**Supplied text:**
However, direct biochemical analysis of steroids using LC-MS/MS is more effective than immunoassays in addressing these issues (78, 79). The run times for individual samples in such assays are 6 to 12 minutes, impractical for screening large numbers of samples, but suitable for the smaller numbers subjected to a second-tier screen using the original dried blood samples (78, 80). It is noteworthy that ∼40% of samples that are positive in first-tier screens with immunoassays actually have normal 17OHP levels as measured by LC-MS/MS, consistent with suboptimal antibody specificity. Measuring steroid ratios may further improve the screening specificity of LC-MS/MS. One approach has examined a ratio defined as the sum of 17OHP and androstenedione levels divided by the cortisol level (81). This strategy was used in actual practice as the second-tier screen in Minnesota for 3 years (204,000 births) and improved the positive predictive value of the CAH screen (82), but subsequent reports from the same center suggested that this approach was inferior to testing a second sample by routine immunoassay (67, 68). However, others have reported markedly superior results with LC-MS/MS (83, 84). The consistency of results might be improved by mandating participation in national proficiency testing programs (85).
Measuring additional analytes or ratios of analytes can also improve screening outcomes. For instance, 21-deoxycortisol (produced by 11β-hydroxylation of 17OHP) is normally not secreted in large amounts (even in preterm infants), and thus elevated levels are highly specific for 21OHD. A modified LC-MS/MS protocol used a ratio defined as the sum of 17OHP and 21-deoxycortisol levels divided by the cortisol level, and this parameter correctly identified all affected children with no false positives, for a positive predictive value of 100% (80). The ratio of the urinary metabolites pregnanetriolone and 6α-hydroxytetrahydrocortisone, measured by gas chromatography and tandem mass spectrometry, also gave excellent specificity, even in preterm infants (86).

**Provided data:**
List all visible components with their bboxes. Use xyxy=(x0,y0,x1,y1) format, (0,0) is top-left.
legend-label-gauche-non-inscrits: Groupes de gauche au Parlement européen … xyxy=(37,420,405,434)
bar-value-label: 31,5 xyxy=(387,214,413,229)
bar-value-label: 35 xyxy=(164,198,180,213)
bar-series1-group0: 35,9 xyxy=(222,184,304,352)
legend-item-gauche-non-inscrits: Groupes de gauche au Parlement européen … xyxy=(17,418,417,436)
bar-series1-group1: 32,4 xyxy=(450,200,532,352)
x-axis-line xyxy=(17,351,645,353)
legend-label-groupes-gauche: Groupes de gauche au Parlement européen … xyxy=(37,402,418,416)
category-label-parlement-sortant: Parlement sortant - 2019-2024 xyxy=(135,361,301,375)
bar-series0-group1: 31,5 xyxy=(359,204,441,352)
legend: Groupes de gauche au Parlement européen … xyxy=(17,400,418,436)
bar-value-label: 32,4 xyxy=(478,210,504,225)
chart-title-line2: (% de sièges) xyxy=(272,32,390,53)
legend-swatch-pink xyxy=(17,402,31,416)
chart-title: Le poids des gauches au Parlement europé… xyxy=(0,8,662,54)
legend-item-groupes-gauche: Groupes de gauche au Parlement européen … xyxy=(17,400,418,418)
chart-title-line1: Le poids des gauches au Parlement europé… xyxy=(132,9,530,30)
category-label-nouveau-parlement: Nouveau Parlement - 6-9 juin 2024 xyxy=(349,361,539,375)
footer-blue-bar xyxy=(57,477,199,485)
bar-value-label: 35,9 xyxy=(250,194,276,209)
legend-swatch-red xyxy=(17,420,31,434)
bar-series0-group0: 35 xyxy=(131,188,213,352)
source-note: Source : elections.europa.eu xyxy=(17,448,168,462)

**Exercise aim:** Rewrite the steroid-screening text from "Measuring additional analytes" to "preterm infants (86).", putting "premature infants" in place of each "preterm infants".

**Response to the exercise:**
Measuring additional analytes or ratios of analytes can also improve screening outcomes. For instance, 21-deoxycortisol (produced by 11β-hydroxylation of 17OHP) is normally not secreted in large amounts (even in premature infants), and thus elevated levels are highly specific for 21OHD. A modified LC-MS/MS protocol used a ratio defined as the sum of 17OHP and 21-deoxycortisol levels divided by the cortisol level, and this parameter correctly identified all affected children with no false positives, for a positive predictive value of 100% (80). The ratio of the urinary metabolites pregnanetriolone and 6α-hydroxytetrahydrocortisone, measured by gas chromatography and tandem mass spectrometry, also gave excellent specificity, even in premature infants (86).